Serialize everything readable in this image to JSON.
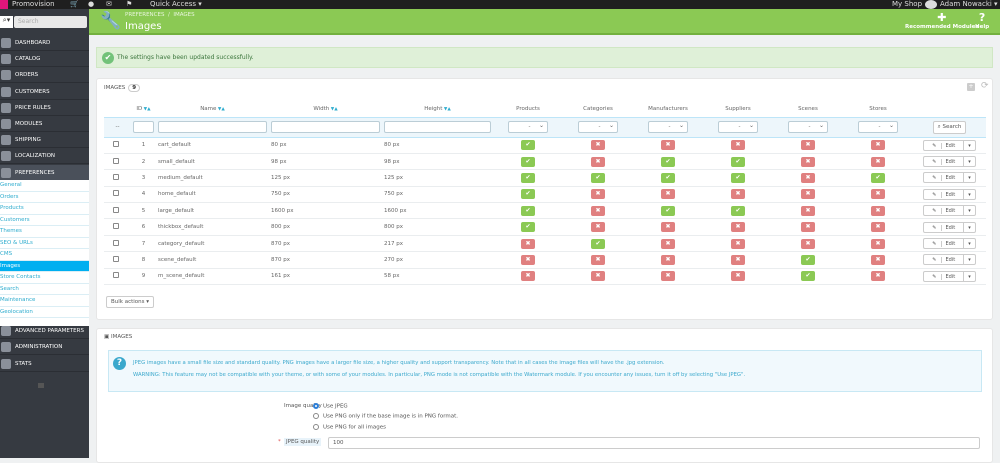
{
  "topbar": {
    "shop_name": "Promovision",
    "quick_access": "Quick Access ▾",
    "my_shop": "My Shop",
    "user": "Adam Nowacki ▾"
  },
  "sidebar": {
    "search_placeholder": "Search",
    "items": [
      {
        "label": "DASHBOARD"
      },
      {
        "label": "CATALOG"
      },
      {
        "label": "ORDERS"
      },
      {
        "label": "CUSTOMERS"
      },
      {
        "label": "PRICE RULES"
      },
      {
        "label": "MODULES"
      },
      {
        "label": "SHIPPING"
      },
      {
        "label": "LOCALIZATION"
      },
      {
        "label": "PREFERENCES"
      }
    ],
    "subitems": [
      "General",
      "Orders",
      "Products",
      "Customers",
      "Themes",
      "SEO & URLs",
      "CMS",
      "Images",
      "Store Contacts",
      "Search",
      "Maintenance",
      "Geolocation"
    ],
    "active_subitem": "Images",
    "bottom_items": [
      {
        "label": "ADVANCED PARAMETERS"
      },
      {
        "label": "ADMINISTRATION"
      },
      {
        "label": "STATS"
      }
    ]
  },
  "header": {
    "breadcrumb": [
      "PREFERENCES",
      "IMAGES"
    ],
    "title": "Images",
    "recommended_modules": "Recommended Modules",
    "help": "Help",
    "color": "#8bc954"
  },
  "alert": {
    "message": "The settings have been updated successfully."
  },
  "images_list": {
    "title": "IMAGES",
    "count": "9",
    "columns": [
      "ID",
      "Name",
      "Width",
      "Height",
      "Products",
      "Categories",
      "Manufacturers",
      "Suppliers",
      "Scenes",
      "Stores"
    ],
    "filter_select_value": "-",
    "search_label": "Search",
    "edit_label": "Edit",
    "bulk_actions": "Bulk actions ▾",
    "rows": [
      {
        "id": "1",
        "name": "cart_default",
        "width": "80 px",
        "height": "80 px",
        "flags": [
          true,
          false,
          false,
          false,
          false,
          false
        ]
      },
      {
        "id": "2",
        "name": "small_default",
        "width": "98 px",
        "height": "98 px",
        "flags": [
          true,
          false,
          true,
          true,
          false,
          false
        ]
      },
      {
        "id": "3",
        "name": "medium_default",
        "width": "125 px",
        "height": "125 px",
        "flags": [
          true,
          true,
          true,
          true,
          false,
          true
        ]
      },
      {
        "id": "4",
        "name": "home_default",
        "width": "750 px",
        "height": "750 px",
        "flags": [
          true,
          false,
          false,
          false,
          false,
          false
        ]
      },
      {
        "id": "5",
        "name": "large_default",
        "width": "1600 px",
        "height": "1600 px",
        "flags": [
          true,
          false,
          true,
          true,
          false,
          false
        ]
      },
      {
        "id": "6",
        "name": "thickbox_default",
        "width": "800 px",
        "height": "800 px",
        "flags": [
          true,
          false,
          false,
          false,
          false,
          false
        ]
      },
      {
        "id": "7",
        "name": "category_default",
        "width": "870 px",
        "height": "217 px",
        "flags": [
          false,
          true,
          false,
          false,
          false,
          false
        ]
      },
      {
        "id": "8",
        "name": "scene_default",
        "width": "870 px",
        "height": "270 px",
        "flags": [
          false,
          false,
          false,
          false,
          true,
          false
        ]
      },
      {
        "id": "9",
        "name": "m_scene_default",
        "width": "161 px",
        "height": "58 px",
        "flags": [
          false,
          false,
          false,
          false,
          true,
          false
        ]
      }
    ]
  },
  "settings": {
    "title": "IMAGES",
    "info_1": "JPEG images have a small file size and standard quality. PNG images have a larger file size, a higher quality and support transparency. Note that in all cases the image files will have the .jpg extension.",
    "info_2": "WARNING: This feature may not be compatible with your theme, or with some of your modules. In particular, PNG mode is not compatible with the Watermark module. If you encounter any issues, turn it off by selecting \"Use JPEG\".",
    "image_quality_label": "Image quality",
    "options": [
      "Use JPEG",
      "Use PNG only if the base image is in PNG format.",
      "Use PNG for all images"
    ],
    "selected_option": "Use JPEG",
    "jpeg_quality_label": "JPEG quality",
    "jpeg_quality_value": "100"
  }
}
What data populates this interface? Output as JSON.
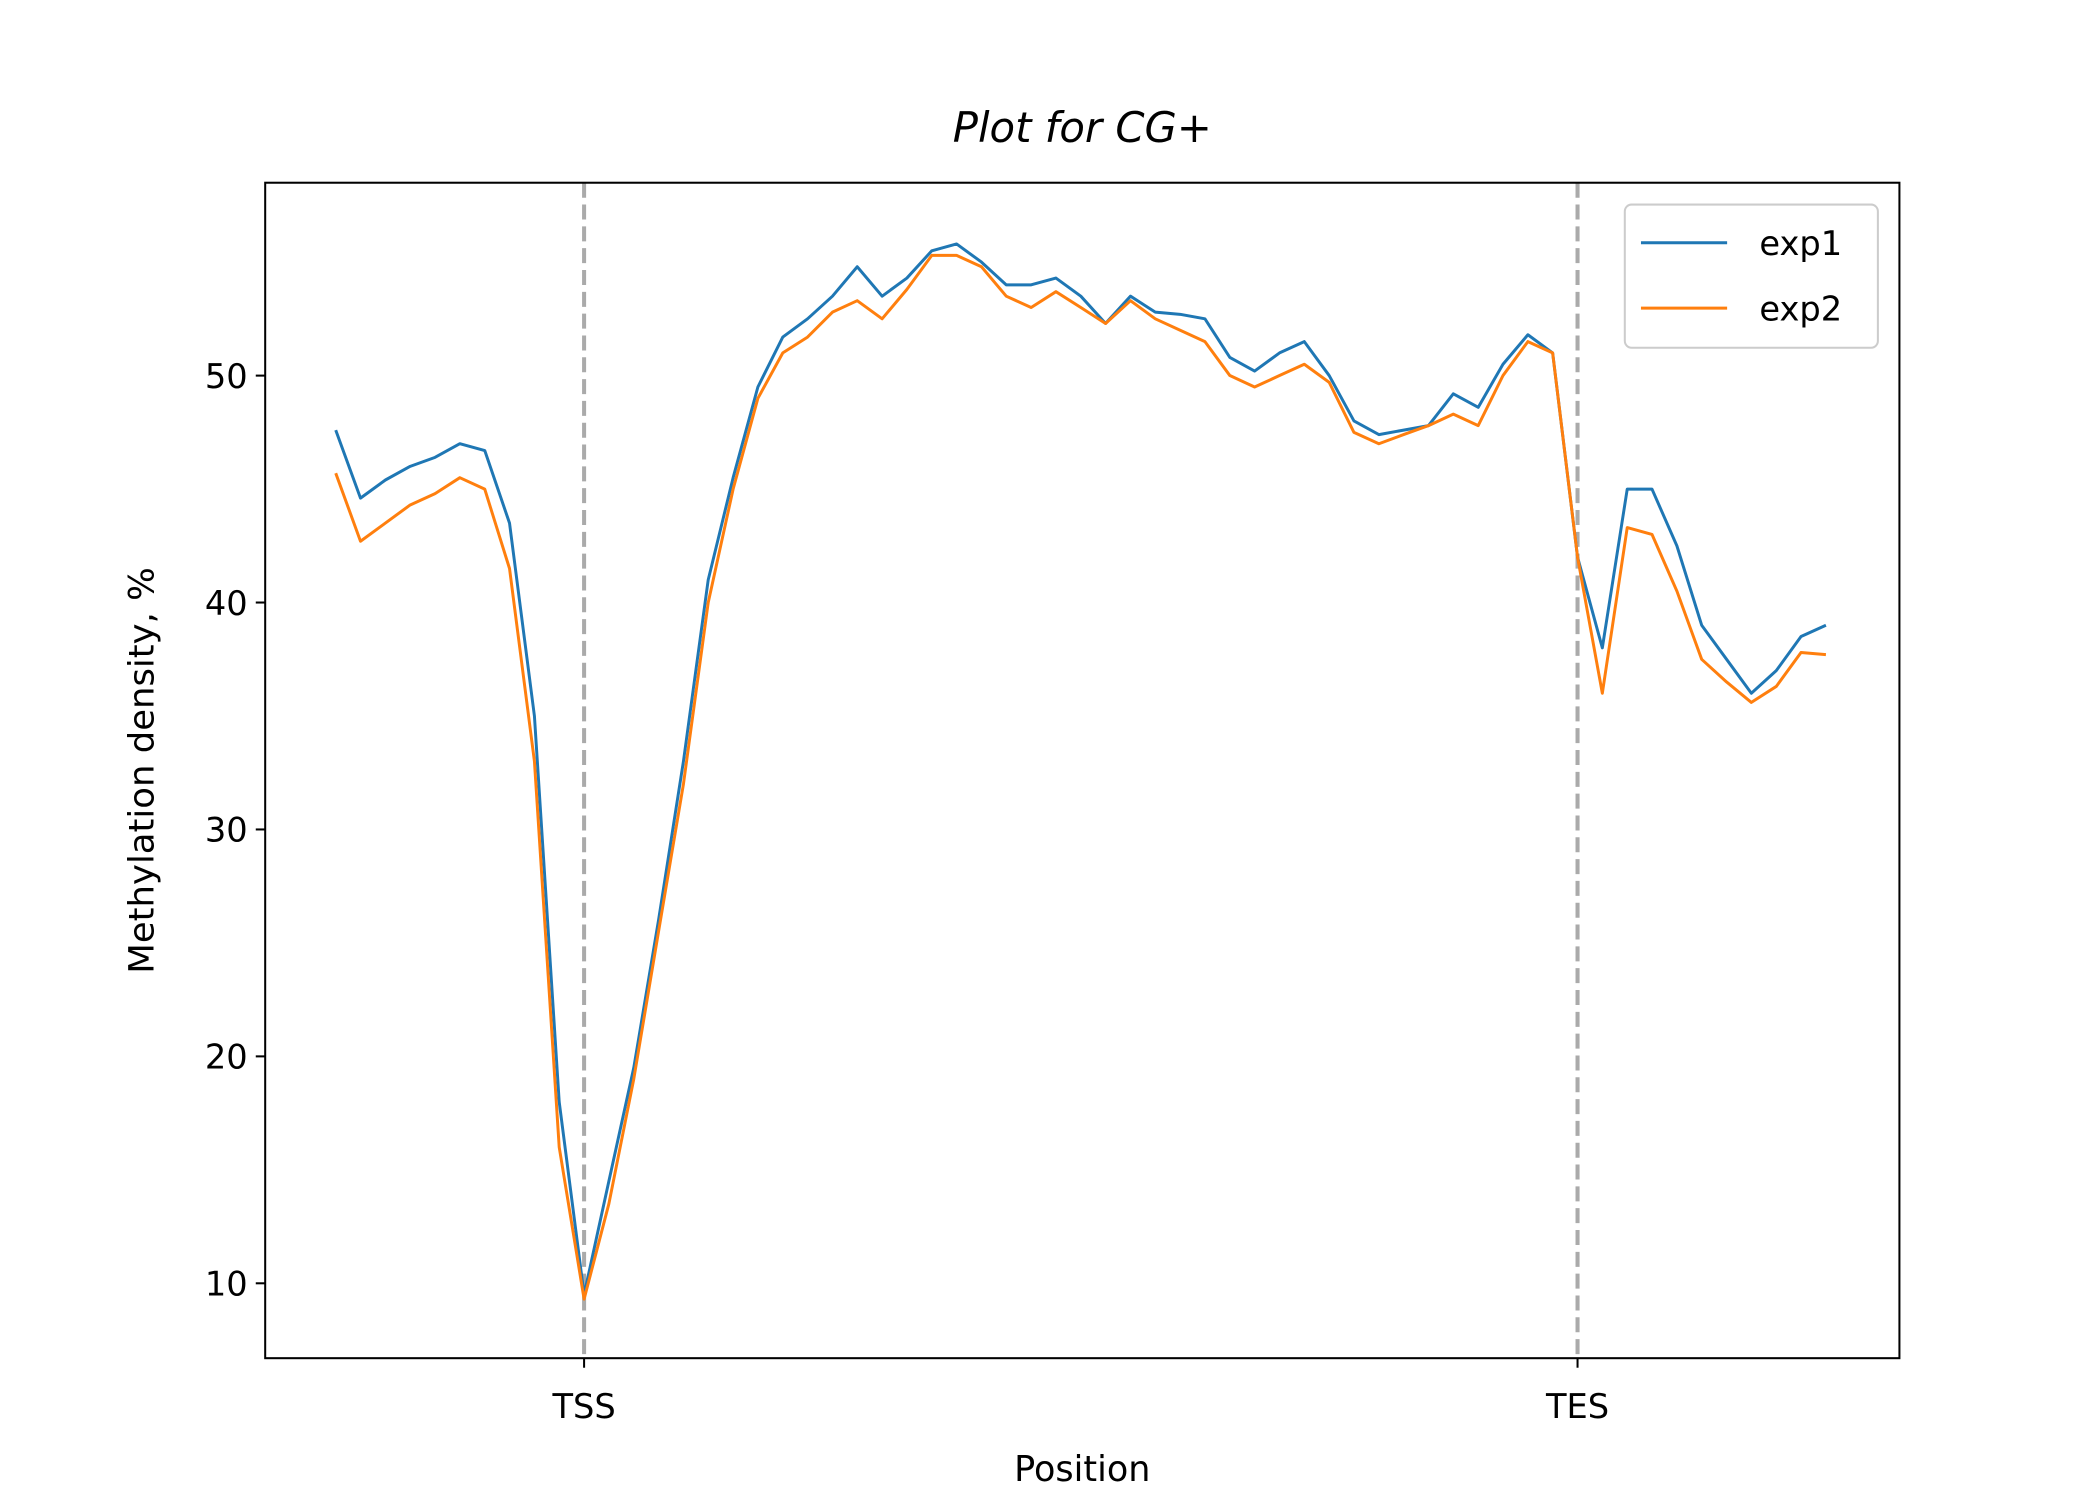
{
  "chart_data": {
    "type": "line",
    "title": "Plot for CG+",
    "xlabel": "Position",
    "ylabel": "Methylation density, %",
    "x": [
      -25,
      -22.5,
      -20,
      -17.5,
      -15,
      -12.5,
      -10,
      -7.5,
      -5,
      -2.5,
      0,
      2.5,
      5,
      7.5,
      10,
      12.5,
      15,
      17.5,
      20,
      22.5,
      25,
      27.5,
      30,
      32.5,
      35,
      37.5,
      40,
      42.5,
      45,
      47.5,
      50,
      52.5,
      55,
      57.5,
      60,
      62.5,
      65,
      67.5,
      70,
      72.5,
      75,
      77.5,
      80,
      82.5,
      85,
      87.5,
      90,
      92.5,
      95,
      97.5,
      100,
      102.5,
      105,
      107.5,
      110,
      112.5,
      115,
      117.5,
      120,
      122.5,
      125
    ],
    "series": [
      {
        "name": "exp1",
        "color": "#1f77b4",
        "values": [
          47.6,
          44.6,
          45.4,
          46.0,
          46.4,
          47.0,
          46.7,
          43.5,
          35,
          18,
          9.5,
          14.5,
          19.5,
          26,
          33,
          41,
          45.5,
          49.5,
          51.7,
          52.5,
          53.5,
          54.8,
          53.5,
          54.3,
          55.5,
          55.8,
          55.0,
          54.0,
          54.0,
          54.3,
          53.5,
          52.3,
          53.5,
          52.8,
          52.7,
          52.5,
          50.8,
          50.2,
          51.0,
          51.5,
          50.0,
          48.0,
          47.4,
          47.6,
          47.8,
          49.2,
          48.6,
          50.5,
          51.8,
          51.0,
          42,
          38,
          45.0,
          45.0,
          42.5,
          39.0,
          37.5,
          36.0,
          37.0,
          38.5,
          39.0
        ]
      },
      {
        "name": "exp2",
        "color": "#ff7f0e",
        "values": [
          45.7,
          42.7,
          43.5,
          44.3,
          44.8,
          45.5,
          45.0,
          41.5,
          33,
          16,
          9.3,
          13.5,
          19.0,
          25.5,
          32,
          40,
          45,
          49,
          51.0,
          51.7,
          52.8,
          53.3,
          52.5,
          53.8,
          55.3,
          55.3,
          54.8,
          53.5,
          53.0,
          53.7,
          53.0,
          52.3,
          53.3,
          52.5,
          52.0,
          51.5,
          50.0,
          49.5,
          50.0,
          50.5,
          49.7,
          47.5,
          47.0,
          47.4,
          47.8,
          48.3,
          47.8,
          50.0,
          51.5,
          51.0,
          42,
          36,
          43.3,
          43.0,
          40.5,
          37.5,
          36.5,
          35.6,
          36.3,
          37.8,
          37.7
        ]
      }
    ],
    "xlim": [
      -32.1,
      132.4
    ],
    "ylim": [
      6.7,
      58.5
    ],
    "xticks": [
      {
        "value": 0,
        "label": "TSS"
      },
      {
        "value": 100,
        "label": "TES"
      }
    ],
    "yticks": [
      10,
      20,
      30,
      40,
      50
    ],
    "vlines_at_xticks": true,
    "legend": "upper right"
  }
}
==========
▸ JOB:
Extract every line of the data exactly; pictures stay out.

▸ RESULT:
Serialize everything readable in this image to JSON.
{
  "topbar": {
    "shop_name": "Promovision",
    "quick_access": "Quick Access ▾",
    "my_shop": "My Shop",
    "user": "Adam Nowacki ▾"
  },
  "sidebar": {
    "search_placeholder": "Search",
    "items": [
      {
        "label": "DASHBOARD"
      },
      {
        "label": "CATALOG"
      },
      {
        "label": "ORDERS"
      },
      {
        "label": "CUSTOMERS"
      },
      {
        "label": "PRICE RULES"
      },
      {
        "label": "MODULES"
      },
      {
        "label": "SHIPPING"
      },
      {
        "label": "LOCALIZATION"
      },
      {
        "label": "PREFERENCES"
      }
    ],
    "subitems": [
      "General",
      "Orders",
      "Products",
      "Customers",
      "Themes",
      "SEO & URLs",
      "CMS",
      "Images",
      "Store Contacts",
      "Search",
      "Maintenance",
      "Geolocation"
    ],
    "active_subitem": "Images",
    "bottom_items": [
      {
        "label": "ADVANCED PARAMETERS"
      },
      {
        "label": "ADMINISTRATION"
      },
      {
        "label": "STATS"
      }
    ]
  },
  "header": {
    "breadcrumb": [
      "PREFERENCES",
      "IMAGES"
    ],
    "title": "Images",
    "recommended_modules": "Recommended Modules",
    "help": "Help",
    "color": "#8bc954"
  },
  "alert": {
    "message": "The settings have been updated successfully."
  },
  "images_list": {
    "title": "IMAGES",
    "count": "9",
    "columns": [
      "ID",
      "Name",
      "Width",
      "Height",
      "Products",
      "Categories",
      "Manufacturers",
      "Suppliers",
      "Scenes",
      "Stores"
    ],
    "filter_select_value": "-",
    "search_label": "Search",
    "edit_label": "Edit",
    "bulk_actions": "Bulk actions ▾",
    "rows": [
      {
        "id": "1",
        "name": "cart_default",
        "width": "80 px",
        "height": "80 px",
        "flags": [
          true,
          false,
          false,
          false,
          false,
          false
        ]
      },
      {
        "id": "2",
        "name": "small_default",
        "width": "98 px",
        "height": "98 px",
        "flags": [
          true,
          false,
          true,
          true,
          false,
          false
        ]
      },
      {
        "id": "3",
        "name": "medium_default",
        "width": "125 px",
        "height": "125 px",
        "flags": [
          true,
          true,
          true,
          true,
          false,
          true
        ]
      },
      {
        "id": "4",
        "name": "home_default",
        "width": "750 px",
        "height": "750 px",
        "flags": [
          true,
          false,
          false,
          false,
          false,
          false
        ]
      },
      {
        "id": "5",
        "name": "large_default",
        "width": "1600 px",
        "height": "1600 px",
        "flags": [
          true,
          false,
          true,
          true,
          false,
          false
        ]
      },
      {
        "id": "6",
        "name": "thickbox_default",
        "width": "800 px",
        "height": "800 px",
        "flags": [
          true,
          false,
          false,
          false,
          false,
          false
        ]
      },
      {
        "id": "7",
        "name": "category_default",
        "width": "870 px",
        "height": "217 px",
        "flags": [
          false,
          true,
          false,
          false,
          false,
          false
        ]
      },
      {
        "id": "8",
        "name": "scene_default",
        "width": "870 px",
        "height": "270 px",
        "flags": [
          false,
          false,
          false,
          false,
          true,
          false
        ]
      },
      {
        "id": "9",
        "name": "m_scene_default",
        "width": "161 px",
        "height": "58 px",
        "flags": [
          false,
          false,
          false,
          false,
          true,
          false
        ]
      }
    ]
  },
  "settings": {
    "title": "IMAGES",
    "info_1": "JPEG images have a small file size and standard quality. PNG images have a larger file size, a higher quality and support transparency. Note that in all cases the image files will have the .jpg extension.",
    "info_2": "WARNING: This feature may not be compatible with your theme, or with some of your modules. In particular, PNG mode is not compatible with the Watermark module. If you encounter any issues, turn it off by selecting \"Use JPEG\".",
    "image_quality_label": "Image quality",
    "options": [
      "Use JPEG",
      "Use PNG only if the base image is in PNG format.",
      "Use PNG for all images"
    ],
    "selected_option": "Use JPEG",
    "jpeg_quality_label": "JPEG quality",
    "jpeg_quality_value": "100"
  }
}
What data populates this interface? Output as JSON.
{
  "chart_data": {
    "type": "line",
    "title": "Plot for CG+",
    "xlabel": "Position",
    "ylabel": "Methylation density, %",
    "x": [
      -25,
      -22.5,
      -20,
      -17.5,
      -15,
      -12.5,
      -10,
      -7.5,
      -5,
      -2.5,
      0,
      2.5,
      5,
      7.5,
      10,
      12.5,
      15,
      17.5,
      20,
      22.5,
      25,
      27.5,
      30,
      32.5,
      35,
      37.5,
      40,
      42.5,
      45,
      47.5,
      50,
      52.5,
      55,
      57.5,
      60,
      62.5,
      65,
      67.5,
      70,
      72.5,
      75,
      77.5,
      80,
      82.5,
      85,
      87.5,
      90,
      92.5,
      95,
      97.5,
      100,
      102.5,
      105,
      107.5,
      110,
      112.5,
      115,
      117.5,
      120,
      122.5,
      125
    ],
    "series": [
      {
        "name": "exp1",
        "color": "#1f77b4",
        "values": [
          47.6,
          44.6,
          45.4,
          46.0,
          46.4,
          47.0,
          46.7,
          43.5,
          35,
          18,
          9.5,
          14.5,
          19.5,
          26,
          33,
          41,
          45.5,
          49.5,
          51.7,
          52.5,
          53.5,
          54.8,
          53.5,
          54.3,
          55.5,
          55.8,
          55.0,
          54.0,
          54.0,
          54.3,
          53.5,
          52.3,
          53.5,
          52.8,
          52.7,
          52.5,
          50.8,
          50.2,
          51.0,
          51.5,
          50.0,
          48.0,
          47.4,
          47.6,
          47.8,
          49.2,
          48.6,
          50.5,
          51.8,
          51.0,
          42,
          38,
          45.0,
          45.0,
          42.5,
          39.0,
          37.5,
          36.0,
          37.0,
          38.5,
          39.0
        ]
      },
      {
        "name": "exp2",
        "color": "#ff7f0e",
        "values": [
          45.7,
          42.7,
          43.5,
          44.3,
          44.8,
          45.5,
          45.0,
          41.5,
          33,
          16,
          9.3,
          13.5,
          19.0,
          25.5,
          32,
          40,
          45,
          49,
          51.0,
          51.7,
          52.8,
          53.3,
          52.5,
          53.8,
          55.3,
          55.3,
          54.8,
          53.5,
          53.0,
          53.7,
          53.0,
          52.3,
          53.3,
          52.5,
          52.0,
          51.5,
          50.0,
          49.5,
          50.0,
          50.5,
          49.7,
          47.5,
          47.0,
          47.4,
          47.8,
          48.3,
          47.8,
          50.0,
          51.5,
          51.0,
          42,
          36,
          43.3,
          43.0,
          40.5,
          37.5,
          36.5,
          35.6,
          36.3,
          37.8,
          37.7
        ]
      }
    ],
    "xlim": [
      -32.1,
      132.4
    ],
    "ylim": [
      6.7,
      58.5
    ],
    "xticks": [
      {
        "value": 0,
        "label": "TSS"
      },
      {
        "value": 100,
        "label": "TES"
      }
    ],
    "yticks": [
      10,
      20,
      30,
      40,
      50
    ],
    "vlines_at_xticks": true,
    "legend": "upper right"
  }
}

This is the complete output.